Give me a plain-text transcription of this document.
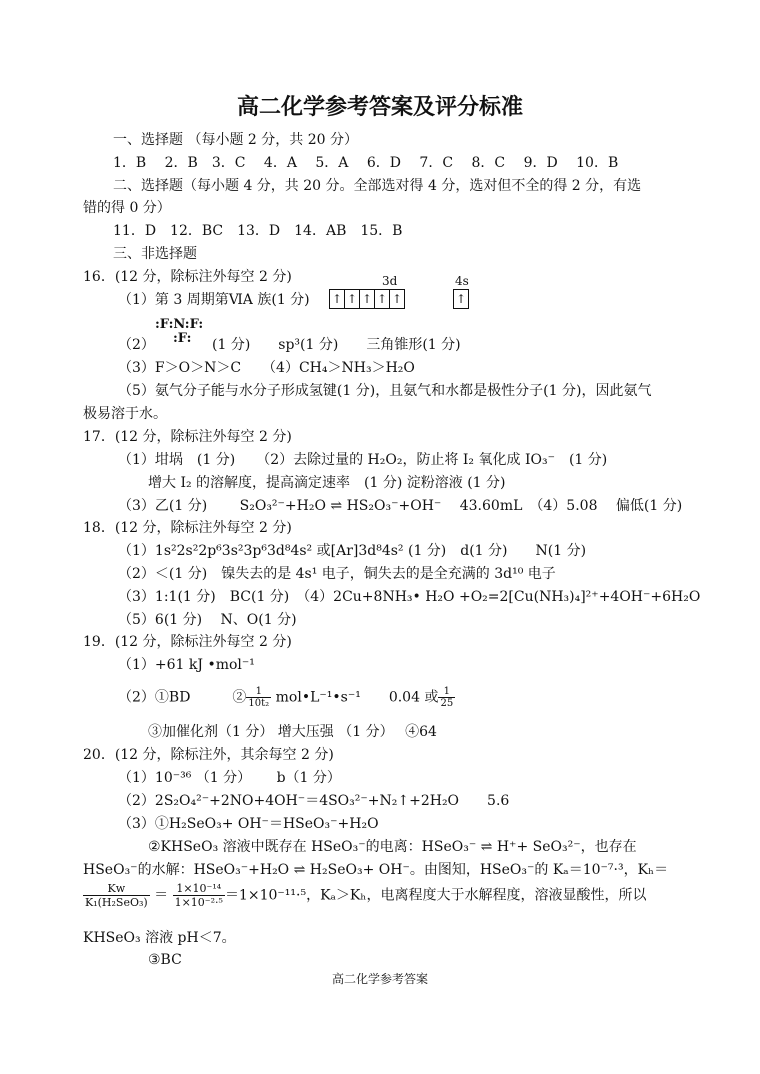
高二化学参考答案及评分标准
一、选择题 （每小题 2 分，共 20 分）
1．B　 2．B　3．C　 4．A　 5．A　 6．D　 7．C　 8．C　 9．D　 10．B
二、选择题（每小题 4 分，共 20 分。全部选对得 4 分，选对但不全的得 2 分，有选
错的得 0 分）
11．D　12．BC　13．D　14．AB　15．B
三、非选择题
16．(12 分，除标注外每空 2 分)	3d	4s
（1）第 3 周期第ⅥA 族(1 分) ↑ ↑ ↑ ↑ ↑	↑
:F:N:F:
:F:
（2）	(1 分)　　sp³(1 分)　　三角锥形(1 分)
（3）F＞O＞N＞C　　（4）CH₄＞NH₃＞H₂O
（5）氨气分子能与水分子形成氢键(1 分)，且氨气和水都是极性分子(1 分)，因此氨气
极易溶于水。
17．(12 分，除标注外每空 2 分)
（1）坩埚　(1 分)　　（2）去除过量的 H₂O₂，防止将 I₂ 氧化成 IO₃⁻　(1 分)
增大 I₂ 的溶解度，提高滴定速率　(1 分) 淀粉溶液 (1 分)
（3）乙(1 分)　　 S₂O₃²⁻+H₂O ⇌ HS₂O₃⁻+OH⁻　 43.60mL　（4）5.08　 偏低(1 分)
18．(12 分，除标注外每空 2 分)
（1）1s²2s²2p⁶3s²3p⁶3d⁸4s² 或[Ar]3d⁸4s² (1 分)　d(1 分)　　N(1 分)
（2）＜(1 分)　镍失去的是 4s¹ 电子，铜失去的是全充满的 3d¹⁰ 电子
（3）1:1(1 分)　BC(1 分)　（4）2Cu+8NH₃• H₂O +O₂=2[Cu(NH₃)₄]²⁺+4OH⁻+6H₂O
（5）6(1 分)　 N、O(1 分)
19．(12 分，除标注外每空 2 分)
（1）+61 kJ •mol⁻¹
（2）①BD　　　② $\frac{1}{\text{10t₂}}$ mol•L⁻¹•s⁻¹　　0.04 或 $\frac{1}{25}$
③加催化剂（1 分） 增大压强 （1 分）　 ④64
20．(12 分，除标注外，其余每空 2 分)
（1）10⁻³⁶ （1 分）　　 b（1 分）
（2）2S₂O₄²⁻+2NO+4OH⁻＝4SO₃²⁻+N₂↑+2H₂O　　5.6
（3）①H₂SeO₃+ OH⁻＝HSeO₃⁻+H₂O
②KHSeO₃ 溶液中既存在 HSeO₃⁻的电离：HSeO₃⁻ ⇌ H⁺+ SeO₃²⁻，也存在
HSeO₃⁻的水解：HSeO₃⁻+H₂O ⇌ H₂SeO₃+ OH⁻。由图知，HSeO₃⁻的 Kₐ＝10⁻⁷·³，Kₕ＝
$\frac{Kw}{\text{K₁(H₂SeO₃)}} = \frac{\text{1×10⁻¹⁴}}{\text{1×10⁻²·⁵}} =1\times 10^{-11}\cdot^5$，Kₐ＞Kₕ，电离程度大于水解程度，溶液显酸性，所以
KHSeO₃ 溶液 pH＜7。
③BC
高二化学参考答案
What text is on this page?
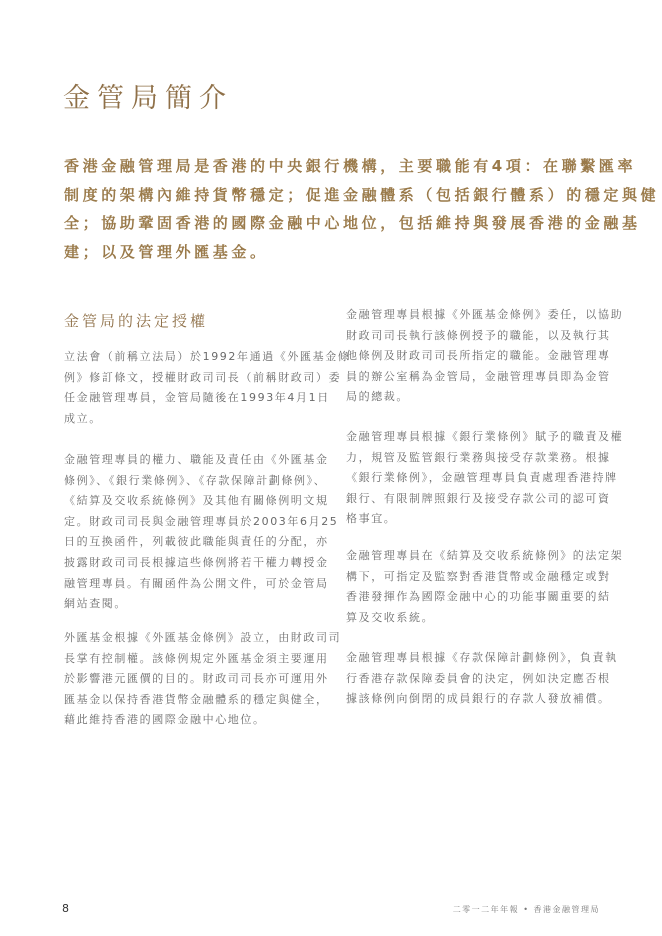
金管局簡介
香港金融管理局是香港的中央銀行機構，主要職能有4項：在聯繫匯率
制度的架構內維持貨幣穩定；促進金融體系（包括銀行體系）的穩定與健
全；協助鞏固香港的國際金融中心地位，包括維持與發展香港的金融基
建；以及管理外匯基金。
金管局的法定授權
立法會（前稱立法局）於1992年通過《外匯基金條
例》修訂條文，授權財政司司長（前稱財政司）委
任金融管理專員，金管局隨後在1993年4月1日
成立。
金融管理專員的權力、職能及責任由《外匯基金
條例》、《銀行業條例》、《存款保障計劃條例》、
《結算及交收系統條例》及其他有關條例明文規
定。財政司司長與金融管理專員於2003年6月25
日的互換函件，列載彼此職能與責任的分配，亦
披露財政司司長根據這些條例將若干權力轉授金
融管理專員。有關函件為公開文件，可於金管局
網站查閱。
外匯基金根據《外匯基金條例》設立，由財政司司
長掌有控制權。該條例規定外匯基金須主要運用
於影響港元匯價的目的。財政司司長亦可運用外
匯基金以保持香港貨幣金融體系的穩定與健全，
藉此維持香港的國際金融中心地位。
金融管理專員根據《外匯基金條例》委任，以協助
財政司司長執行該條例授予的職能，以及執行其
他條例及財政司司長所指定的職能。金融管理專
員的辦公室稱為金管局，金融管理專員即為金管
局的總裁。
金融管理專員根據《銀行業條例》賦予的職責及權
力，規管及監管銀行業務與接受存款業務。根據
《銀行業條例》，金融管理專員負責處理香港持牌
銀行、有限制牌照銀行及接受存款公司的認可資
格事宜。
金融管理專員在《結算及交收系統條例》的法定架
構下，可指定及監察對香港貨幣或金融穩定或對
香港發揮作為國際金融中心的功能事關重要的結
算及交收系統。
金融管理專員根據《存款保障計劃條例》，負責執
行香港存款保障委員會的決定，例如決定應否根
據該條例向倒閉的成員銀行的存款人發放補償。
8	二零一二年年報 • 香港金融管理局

--------------------------------

### [EXERCISE GOAL]
Copy every line of the listing where the word "金融管理專員根據" appears.

### [THE REPLY]
金融管理專員根據《外匯基金條例》委任，以協助
金融管理專員根據《銀行業條例》賦予的職責及權
金融管理專員根據《存款保障計劃條例》，負責執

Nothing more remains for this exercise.